**Given exercise:** Reproduce every line of the records below verbatim, omitting the pictures from your answer.

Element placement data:
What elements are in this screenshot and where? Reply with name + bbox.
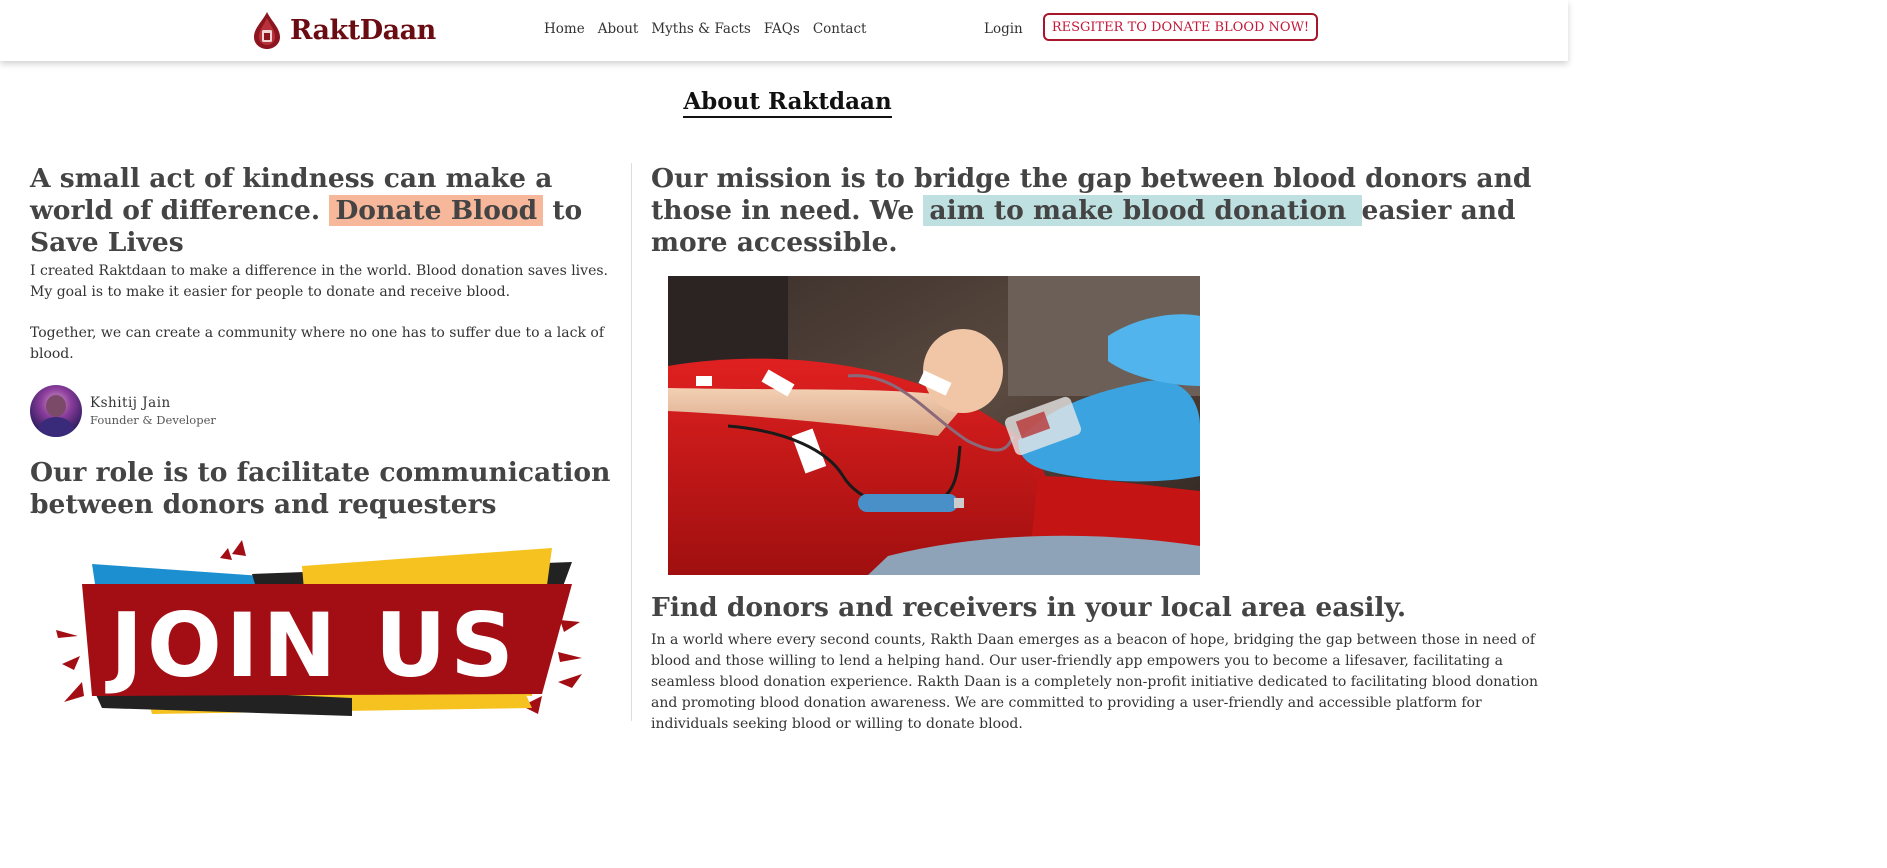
join-us-text: JOIN US [105,594,517,697]
page-title-wrap: About Raktdaan [0,88,1575,118]
brand-name: RaktDaan [290,14,436,46]
founder-role: Founder & Developer [90,413,216,427]
kindness-heading: A small act of kindness can make a world… [30,163,620,259]
nav-about[interactable]: About [598,21,639,37]
page-title: About Raktdaan [683,88,892,118]
aim-highlight: aim to make blood donation [923,195,1362,226]
nav-faqs[interactable]: FAQs [764,21,800,37]
right-column: Our mission is to bridge the gap between… [651,163,1541,259]
founder-name: Kshitij Jain [90,395,171,411]
founder-card: Kshitij Jain Founder & Developer [30,385,620,437]
founder-avatar [30,385,82,437]
login-link[interactable]: Login [984,21,1023,37]
left-column: A small act of kindness can make a world… [30,163,620,521]
column-divider [631,163,632,721]
nav-home[interactable]: Home [544,21,585,37]
join-us-banner[interactable]: JOIN US [52,536,592,721]
intro-paragraph: I created Raktdaan to make a difference … [30,263,608,300]
brand-logo[interactable]: RaktDaan [250,10,436,50]
blood-donation-photo [668,276,1200,575]
nav-contact[interactable]: Contact [813,21,867,37]
main-nav: Home About Myths & Facts FAQs Contact [544,21,879,37]
role-heading: Our role is to facilitate communication … [30,457,611,520]
donate-blood-highlight: Donate Blood [329,195,544,226]
register-donate-button[interactable]: RESGITER TO DONATE BLOOD NOW! [1043,13,1318,41]
nav-myths-facts[interactable]: Myths & Facts [651,21,751,37]
top-navbar: RaktDaan Home About Myths & Facts FAQs C… [0,0,1568,61]
community-paragraph: Together, we can create a community wher… [30,325,605,362]
find-donors-heading: Find donors and receivers in your local … [651,592,1407,623]
find-donors-paragraph: In a world where every second counts, Ra… [651,632,1539,732]
blood-drop-logo-icon [254,12,280,49]
mission-heading: Our mission is to bridge the gap between… [651,163,1541,259]
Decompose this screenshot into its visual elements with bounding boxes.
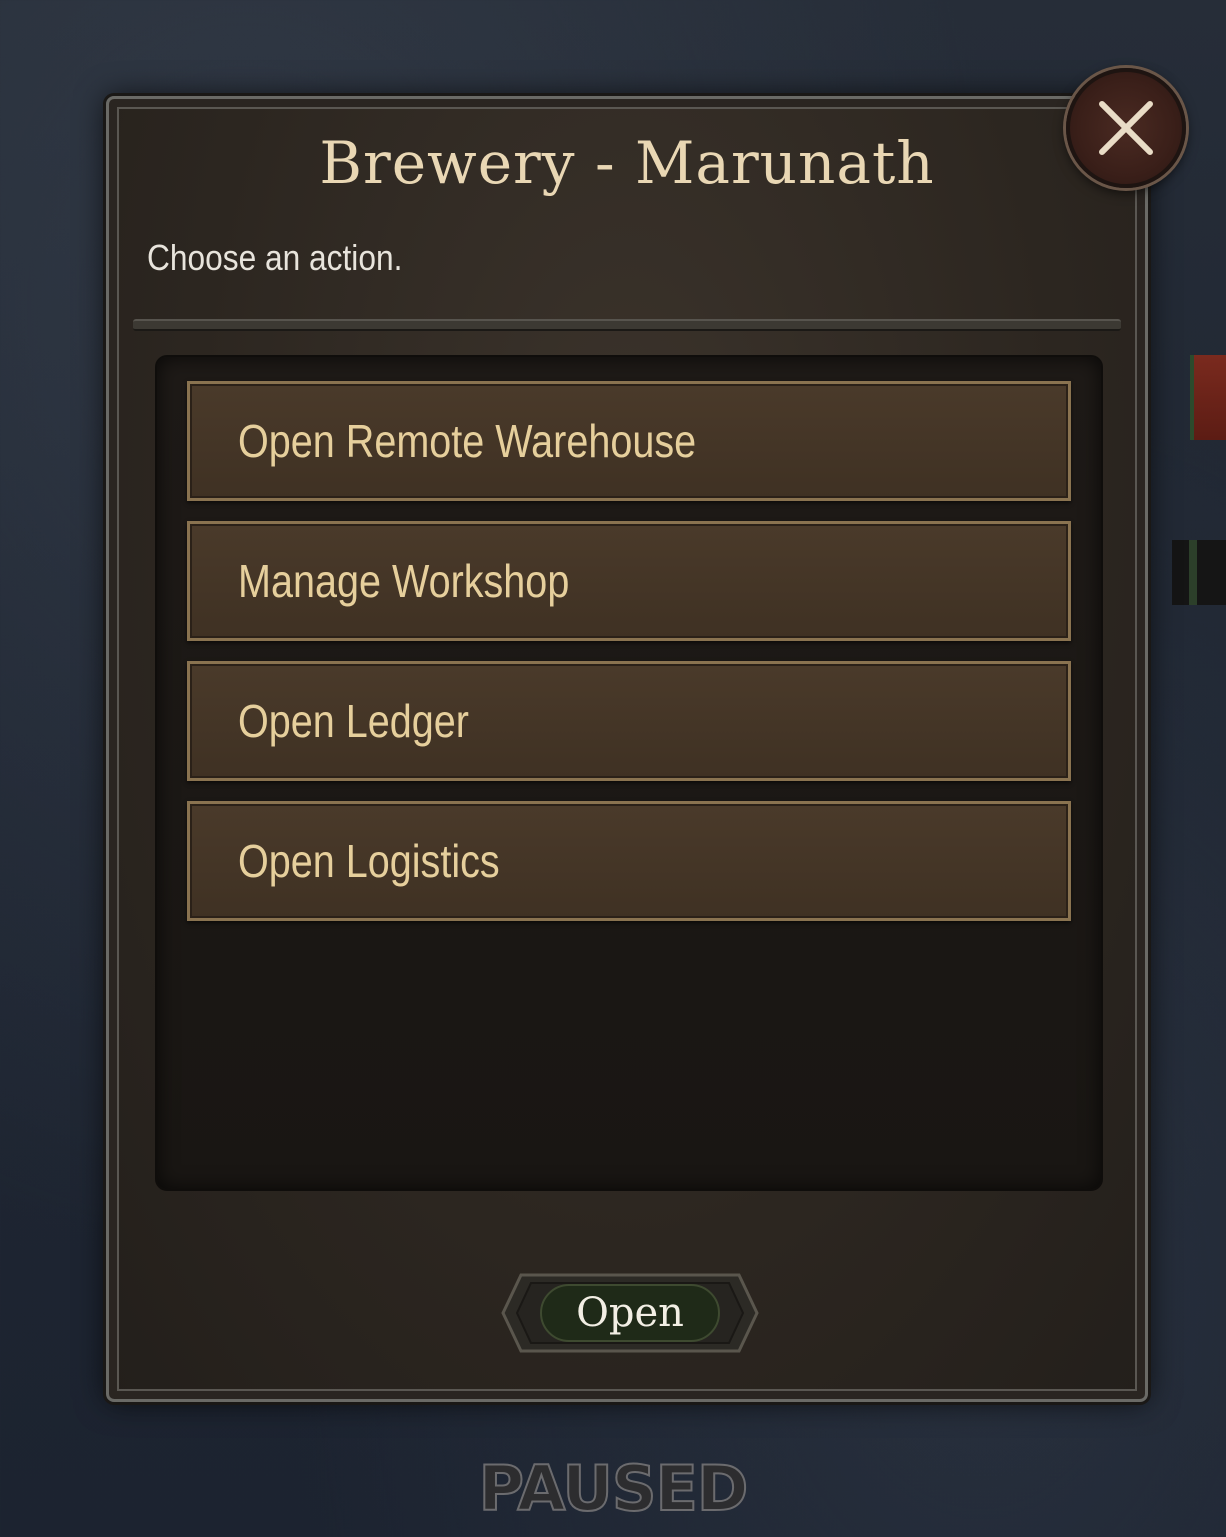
workshop-action-dialog: Brewery - Marunath Choose an action. Ope… <box>106 96 1148 1402</box>
close-button[interactable] <box>1066 68 1186 188</box>
action-list: Open Remote Warehouse Manage Workshop Op… <box>187 381 1071 941</box>
action-open-logistics[interactable]: Open Logistics <box>187 801 1071 921</box>
action-label: Open Ledger <box>238 695 469 747</box>
dialog-title: Brewery - Marunath <box>319 129 935 197</box>
divider <box>133 319 1121 331</box>
close-x-icon <box>1099 101 1153 155</box>
actions-panel: Open Remote Warehouse Manage Workshop Op… <box>155 355 1103 1191</box>
action-open-remote-warehouse[interactable]: Open Remote Warehouse <box>187 381 1071 501</box>
paused-label: PAUSED <box>478 1451 750 1526</box>
action-label: Manage Workshop <box>238 555 570 607</box>
action-open-ledger[interactable]: Open Ledger <box>187 661 1071 781</box>
map-banner-red <box>1190 355 1226 440</box>
dialog-subtitle: Choose an action. <box>147 237 403 278</box>
action-label: Open Remote Warehouse <box>238 415 697 467</box>
open-button-label: Open <box>576 1290 684 1336</box>
action-manage-workshop[interactable]: Manage Workshop <box>187 521 1071 641</box>
action-label: Open Logistics <box>238 835 500 887</box>
map-banner-dark <box>1172 540 1226 605</box>
open-button[interactable]: Open <box>499 1271 761 1355</box>
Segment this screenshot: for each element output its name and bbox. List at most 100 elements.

**Problem solution:**
What elements are in this screenshot and where? Reply with name + bbox.
join-us-text: JOIN US [105,594,517,697]
page-title-wrap: About Raktdaan [0,88,1575,118]
brand-name: RaktDaan [290,14,436,46]
founder-role: Founder & Developer [90,413,216,427]
kindness-heading: A small act of kindness can make a world… [30,163,620,259]
nav-about[interactable]: About [598,21,639,37]
page-title: About Raktdaan [683,88,892,118]
aim-highlight: aim to make blood donation [923,195,1362,226]
nav-faqs[interactable]: FAQs [764,21,800,37]
right-column: Our mission is to bridge the gap between… [651,163,1541,259]
founder-name: Kshitij Jain [90,395,171,411]
founder-card: Kshitij Jain Founder & Developer [30,385,620,437]
founder-avatar [30,385,82,437]
login-link[interactable]: Login [984,21,1023,37]
left-column: A small act of kindness can make a world… [30,163,620,521]
column-divider [631,163,632,721]
nav-home[interactable]: Home [544,21,585,37]
join-us-banner[interactable]: JOIN US [52,536,592,721]
intro-paragraph: I created Raktdaan to make a difference … [30,263,608,300]
brand-logo[interactable]: RaktDaan [250,10,436,50]
blood-donation-photo [668,276,1200,575]
nav-contact[interactable]: Contact [813,21,867,37]
main-nav: Home About Myths & Facts FAQs Contact [544,21,879,37]
role-heading: Our role is to facilitate communication … [30,457,611,520]
donate-blood-highlight: Donate Blood [329,195,544,226]
register-donate-button[interactable]: RESGITER TO DONATE BLOOD NOW! [1043,13,1318,41]
nav-myths-facts[interactable]: Myths & Facts [651,21,751,37]
top-navbar: RaktDaan Home About Myths & Facts FAQs C… [0,0,1568,61]
community-paragraph: Together, we can create a community wher… [30,325,605,362]
find-donors-heading: Find donors and receivers in your local … [651,592,1407,623]
find-donors-paragraph: In a world where every second counts, Ra… [651,632,1539,732]
blood-drop-logo-icon [254,12,280,49]
mission-heading: Our mission is to bridge the gap between… [651,163,1541,259]
Decompose this screenshot into its visual elements with bounding boxes.
workshop-action-dialog: Brewery - Marunath Choose an action. Ope… <box>106 96 1148 1402</box>
close-button[interactable] <box>1066 68 1186 188</box>
action-list: Open Remote Warehouse Manage Workshop Op… <box>187 381 1071 941</box>
action-open-logistics[interactable]: Open Logistics <box>187 801 1071 921</box>
action-label: Open Ledger <box>238 695 469 747</box>
dialog-title: Brewery - Marunath <box>319 129 935 197</box>
divider <box>133 319 1121 331</box>
close-x-icon <box>1099 101 1153 155</box>
actions-panel: Open Remote Warehouse Manage Workshop Op… <box>155 355 1103 1191</box>
action-open-remote-warehouse[interactable]: Open Remote Warehouse <box>187 381 1071 501</box>
paused-label: PAUSED <box>478 1451 750 1526</box>
action-label: Manage Workshop <box>238 555 570 607</box>
action-open-ledger[interactable]: Open Ledger <box>187 661 1071 781</box>
map-banner-red <box>1190 355 1226 440</box>
dialog-subtitle: Choose an action. <box>147 237 403 278</box>
action-label: Open Remote Warehouse <box>238 415 697 467</box>
open-button-label: Open <box>576 1290 684 1336</box>
action-manage-workshop[interactable]: Manage Workshop <box>187 521 1071 641</box>
action-label: Open Logistics <box>238 835 500 887</box>
map-banner-dark <box>1172 540 1226 605</box>
open-button[interactable]: Open <box>499 1271 761 1355</box>
Segment this screenshot: for each element output its name and bbox. List at most 100 elements.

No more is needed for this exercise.